◆ Problem details: Skip all pictures, then print the remaining material exactly.

[Source data]
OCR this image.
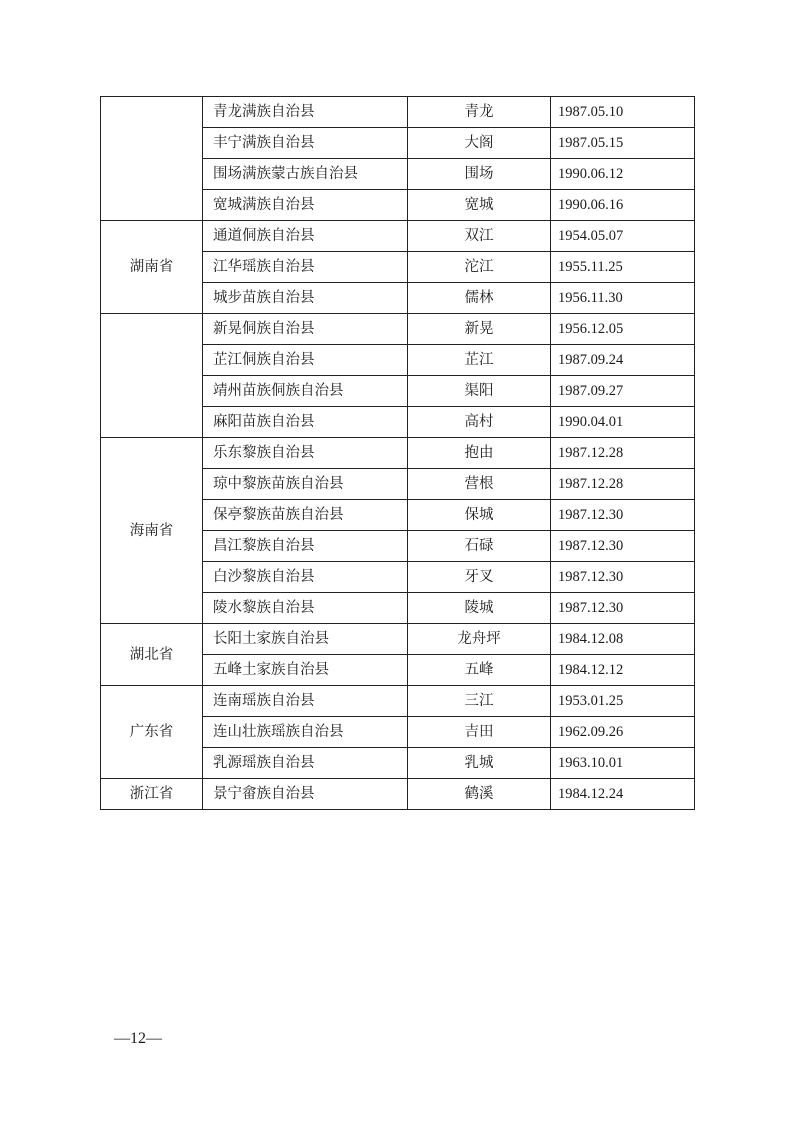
	青龙满族自治县	青龙	1987.05.10
	丰宁满族自治县	大阁	1987.05.15
	围场满族蒙古族自治县	围场	1990.06.12
	宽城满族自治县	宽城	1990.06.16
湖南省	通道侗族自治县	双江	1954.05.07
	江华瑶族自治县	沱江	1955.11.25
	城步苗族自治县	儒林	1956.11.30
	新晃侗族自治县	新晃	1956.12.05
	芷江侗族自治县	芷江	1987.09.24
	靖州苗族侗族自治县	渠阳	1987.09.27
	麻阳苗族自治县	高村	1990.04.01
海南省	乐东黎族自治县	抱由	1987.12.28
	琼中黎族苗族自治县	营根	1987.12.28
	保亭黎族苗族自治县	保城	1987.12.30
	昌江黎族自治县	石碌	1987.12.30
	白沙黎族自治县	牙叉	1987.12.30
	陵水黎族自治县	陵城	1987.12.30
湖北省	长阳土家族自治县	龙舟坪	1984.12.08
	五峰土家族自治县	五峰	1984.12.12
广东省	连南瑶族自治县	三江	1953.01.25
	连山壮族瑶族自治县	吉田	1962.09.26
	乳源瑶族自治县	乳城	1963.10.01
浙江省	景宁畲族自治县	鹤溪	1984.12.24
—12—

◆ Correct output:
OCR this image.
	青龙满族自治县	青龙	1987.05.10
	丰宁满族自治县	大阁	1987.05.15
	围场满族蒙古族自治县	围场	1990.06.12
	宽城满族自治县	宽城	1990.06.16
湖南省	通道侗族自治县	双江	1954.05.07
	江华瑶族自治县	沱江	1955.11.25
	城步苗族自治县	儒林	1956.11.30
	新晃侗族自治县	新晃	1956.12.05
	芷江侗族自治县	芷江	1987.09.24
	靖州苗族侗族自治县	渠阳	1987.09.27
	麻阳苗族自治县	高村	1990.04.01
海南省	乐东黎族自治县	抱由	1987.12.28
	琼中黎族苗族自治县	营根	1987.12.28
	保亭黎族苗族自治县	保城	1987.12.30
	昌江黎族自治县	石碌	1987.12.30
	白沙黎族自治县	牙叉	1987.12.30
	陵水黎族自治县	陵城	1987.12.30
湖北省	长阳土家族自治县	龙舟坪	1984.12.08
	五峰土家族自治县	五峰	1984.12.12
广东省	连南瑶族自治县	三江	1953.01.25
	连山壮族瑶族自治县	吉田	1962.09.26
	乳源瑶族自治县	乳城	1963.10.01
浙江省	景宁畲族自治县	鹤溪	1984.12.24
—12—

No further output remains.